Reproduce all the entries exactly.

[Begin RECORDS SHOWN]

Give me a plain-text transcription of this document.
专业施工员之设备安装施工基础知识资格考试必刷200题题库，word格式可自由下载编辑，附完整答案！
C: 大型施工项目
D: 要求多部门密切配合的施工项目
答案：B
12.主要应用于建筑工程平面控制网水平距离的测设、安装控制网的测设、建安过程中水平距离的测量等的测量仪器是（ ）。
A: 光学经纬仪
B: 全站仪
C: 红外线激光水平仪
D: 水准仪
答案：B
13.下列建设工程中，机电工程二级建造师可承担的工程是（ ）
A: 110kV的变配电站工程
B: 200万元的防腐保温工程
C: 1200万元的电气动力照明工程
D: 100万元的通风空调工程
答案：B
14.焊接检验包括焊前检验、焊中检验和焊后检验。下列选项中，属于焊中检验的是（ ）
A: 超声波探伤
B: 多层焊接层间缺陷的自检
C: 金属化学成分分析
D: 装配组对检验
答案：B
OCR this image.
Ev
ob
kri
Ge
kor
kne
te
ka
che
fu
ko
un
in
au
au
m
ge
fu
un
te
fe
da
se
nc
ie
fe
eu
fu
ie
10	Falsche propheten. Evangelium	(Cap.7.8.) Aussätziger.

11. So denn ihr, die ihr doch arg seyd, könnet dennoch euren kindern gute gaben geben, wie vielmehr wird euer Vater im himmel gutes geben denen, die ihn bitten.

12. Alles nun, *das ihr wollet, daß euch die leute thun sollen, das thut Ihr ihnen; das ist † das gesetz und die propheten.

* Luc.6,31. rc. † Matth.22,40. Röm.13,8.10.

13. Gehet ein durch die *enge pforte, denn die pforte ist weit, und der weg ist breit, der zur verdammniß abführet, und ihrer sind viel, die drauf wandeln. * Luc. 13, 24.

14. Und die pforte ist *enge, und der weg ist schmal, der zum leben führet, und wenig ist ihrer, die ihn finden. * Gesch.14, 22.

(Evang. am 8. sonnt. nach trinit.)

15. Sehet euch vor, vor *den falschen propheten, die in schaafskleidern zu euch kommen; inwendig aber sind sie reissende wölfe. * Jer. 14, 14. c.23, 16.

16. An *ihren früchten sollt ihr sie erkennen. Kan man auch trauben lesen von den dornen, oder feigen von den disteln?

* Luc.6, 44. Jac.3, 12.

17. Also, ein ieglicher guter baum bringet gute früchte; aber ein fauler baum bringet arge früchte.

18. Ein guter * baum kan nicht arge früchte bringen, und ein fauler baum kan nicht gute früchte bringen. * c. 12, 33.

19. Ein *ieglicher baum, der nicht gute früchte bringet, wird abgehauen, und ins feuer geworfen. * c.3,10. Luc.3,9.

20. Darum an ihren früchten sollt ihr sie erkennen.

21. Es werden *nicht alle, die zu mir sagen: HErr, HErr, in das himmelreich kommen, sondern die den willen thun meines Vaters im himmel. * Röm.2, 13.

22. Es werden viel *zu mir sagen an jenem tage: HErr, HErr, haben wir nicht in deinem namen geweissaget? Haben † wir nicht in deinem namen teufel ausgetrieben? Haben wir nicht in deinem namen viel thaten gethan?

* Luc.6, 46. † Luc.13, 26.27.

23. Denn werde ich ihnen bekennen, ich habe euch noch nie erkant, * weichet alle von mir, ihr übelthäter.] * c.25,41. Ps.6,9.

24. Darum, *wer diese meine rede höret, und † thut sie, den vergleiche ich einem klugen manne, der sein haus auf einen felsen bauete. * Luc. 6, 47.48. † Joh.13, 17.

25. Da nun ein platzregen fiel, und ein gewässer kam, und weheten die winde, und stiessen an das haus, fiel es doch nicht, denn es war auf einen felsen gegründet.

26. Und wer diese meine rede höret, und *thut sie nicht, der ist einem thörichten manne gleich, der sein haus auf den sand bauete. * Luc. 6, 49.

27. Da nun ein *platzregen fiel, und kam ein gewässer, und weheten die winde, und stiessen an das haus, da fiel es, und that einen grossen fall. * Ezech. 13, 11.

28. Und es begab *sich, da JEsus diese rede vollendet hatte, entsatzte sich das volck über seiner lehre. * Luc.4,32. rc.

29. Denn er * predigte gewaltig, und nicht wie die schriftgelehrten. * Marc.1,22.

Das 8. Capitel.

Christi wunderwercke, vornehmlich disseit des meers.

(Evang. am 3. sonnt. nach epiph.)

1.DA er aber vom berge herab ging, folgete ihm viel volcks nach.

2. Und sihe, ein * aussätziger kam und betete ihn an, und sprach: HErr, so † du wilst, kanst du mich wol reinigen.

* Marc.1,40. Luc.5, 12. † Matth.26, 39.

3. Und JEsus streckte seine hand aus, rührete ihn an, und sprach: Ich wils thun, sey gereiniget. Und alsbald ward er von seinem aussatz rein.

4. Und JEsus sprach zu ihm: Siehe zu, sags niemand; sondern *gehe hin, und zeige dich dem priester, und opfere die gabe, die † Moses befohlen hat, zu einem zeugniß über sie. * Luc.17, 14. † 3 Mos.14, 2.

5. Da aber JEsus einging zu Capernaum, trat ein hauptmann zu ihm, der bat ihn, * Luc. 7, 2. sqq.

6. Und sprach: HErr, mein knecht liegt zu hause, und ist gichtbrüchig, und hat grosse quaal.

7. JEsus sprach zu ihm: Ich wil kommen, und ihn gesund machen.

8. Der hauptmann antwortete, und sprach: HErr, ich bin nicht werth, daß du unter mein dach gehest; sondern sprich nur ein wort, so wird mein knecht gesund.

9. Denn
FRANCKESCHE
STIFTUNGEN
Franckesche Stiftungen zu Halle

[End RECORDS SHOWN]

* **WRITTEN ANSWER**
Give me a plain-text transcription of this document.
专业施工员之设备安装施工基础知识资格考试必刷200题题库，word格式可自由下载编辑，附完整答案！
C: 大型施工项目
D: 要求多部门密切配合的施工项目
答案：B
12.主要应用于建筑工程平面控制网水平距离的测设、安装控制网的测设、建安过程中水平距离的测量等的测量仪器是（ ）。
A: 光学经纬仪
B: 全站仪
C: 红外线激光水平仪
D: 水准仪
答案：B
13.下列建设工程中，机电工程二级建造师可承担的工程是（ ）
A: 110kV的变配电站工程
B: 200万元的防腐保温工程
C: 1200万元的电气动力照明工程
D: 100万元的通风空调工程
答案：B
14.焊接检验包括焊前检验、焊中检验和焊后检验。下列选项中，属于焊中检验的是（ ）
A: 超声波探伤
B: 多层焊接层间缺陷的自检
C: 金属化学成分分析
D: 装配组对检验
答案：B
OCR this image.
Ev
ob
kri
Ge
kor
kne
te
ka
che
fu
ko
un
in
au
au
m
ge
fu
un
te
fe
da
se
nc
ie
fe
eu
fu
ie
10	Falsche propheten. Evangelium	(Cap.7.8.) Aussätziger.

11. So denn ihr, die ihr doch arg seyd, könnet dennoch euren kindern gute gaben geben, wie vielmehr wird euer Vater im himmel gutes geben denen, die ihn bitten.

12. Alles nun, *das ihr wollet, daß euch die leute thun sollen, das thut Ihr ihnen; das ist † das gesetz und die propheten.

* Luc.6,31. rc. † Matth.22,40. Röm.13,8.10.

13. Gehet ein durch die *enge pforte, denn die pforte ist weit, und der weg ist breit, der zur verdammniß abführet, und ihrer sind viel, die drauf wandeln. * Luc. 13, 24.

14. Und die pforte ist *enge, und der weg ist schmal, der zum leben führet, und wenig ist ihrer, die ihn finden. * Gesch.14, 22.

(Evang. am 8. sonnt. nach trinit.)

15. Sehet euch vor, vor *den falschen propheten, die in schaafskleidern zu euch kommen; inwendig aber sind sie reissende wölfe. * Jer. 14, 14. c.23, 16.

16. An *ihren früchten sollt ihr sie erkennen. Kan man auch trauben lesen von den dornen, oder feigen von den disteln?

* Luc.6, 44. Jac.3, 12.

17. Also, ein ieglicher guter baum bringet gute früchte; aber ein fauler baum bringet arge früchte.

18. Ein guter * baum kan nicht arge früchte bringen, und ein fauler baum kan nicht gute früchte bringen. * c. 12, 33.

19. Ein *ieglicher baum, der nicht gute früchte bringet, wird abgehauen, und ins feuer geworfen. * c.3,10. Luc.3,9.

20. Darum an ihren früchten sollt ihr sie erkennen.

21. Es werden *nicht alle, die zu mir sagen: HErr, HErr, in das himmelreich kommen, sondern die den willen thun meines Vaters im himmel. * Röm.2, 13.

22. Es werden viel *zu mir sagen an jenem tage: HErr, HErr, haben wir nicht in deinem namen geweissaget? Haben † wir nicht in deinem namen teufel ausgetrieben? Haben wir nicht in deinem namen viel thaten gethan?

* Luc.6, 46. † Luc.13, 26.27.

23. Denn werde ich ihnen bekennen, ich habe euch noch nie erkant, * weichet alle von mir, ihr übelthäter.] * c.25,41. Ps.6,9.

24. Darum, *wer diese meine rede höret, und † thut sie, den vergleiche ich einem klugen manne, der sein haus auf einen felsen bauete. * Luc. 6, 47.48. † Joh.13, 17.

25. Da nun ein platzregen fiel, und ein gewässer kam, und weheten die winde, und stiessen an das haus, fiel es doch nicht, denn es war auf einen felsen gegründet.

26. Und wer diese meine rede höret, und *thut sie nicht, der ist einem thörichten manne gleich, der sein haus auf den sand bauete. * Luc. 6, 49.

27. Da nun ein *platzregen fiel, und kam ein gewässer, und weheten die winde, und stiessen an das haus, da fiel es, und that einen grossen fall. * Ezech. 13, 11.

28. Und es begab *sich, da JEsus diese rede vollendet hatte, entsatzte sich das volck über seiner lehre. * Luc.4,32. rc.

29. Denn er * predigte gewaltig, und nicht wie die schriftgelehrten. * Marc.1,22.

Das 8. Capitel.

Christi wunderwercke, vornehmlich disseit des meers.

(Evang. am 3. sonnt. nach epiph.)

1.DA er aber vom berge herab ging, folgete ihm viel volcks nach.

2. Und sihe, ein * aussätziger kam und betete ihn an, und sprach: HErr, so † du wilst, kanst du mich wol reinigen.

* Marc.1,40. Luc.5, 12. † Matth.26, 39.

3. Und JEsus streckte seine hand aus, rührete ihn an, und sprach: Ich wils thun, sey gereiniget. Und alsbald ward er von seinem aussatz rein.

4. Und JEsus sprach zu ihm: Siehe zu, sags niemand; sondern *gehe hin, und zeige dich dem priester, und opfere die gabe, die † Moses befohlen hat, zu einem zeugniß über sie. * Luc.17, 14. † 3 Mos.14, 2.

5. Da aber JEsus einging zu Capernaum, trat ein hauptmann zu ihm, der bat ihn, * Luc. 7, 2. sqq.

6. Und sprach: HErr, mein knecht liegt zu hause, und ist gichtbrüchig, und hat grosse quaal.

7. JEsus sprach zu ihm: Ich wil kommen, und ihn gesund machen.

8. Der hauptmann antwortete, und sprach: HErr, ich bin nicht werth, daß du unter mein dach gehest; sondern sprich nur ein wort, so wird mein knecht gesund.

9. Denn
FRANCKESCHE
STIFTUNGEN
Franckesche Stiftungen zu Halle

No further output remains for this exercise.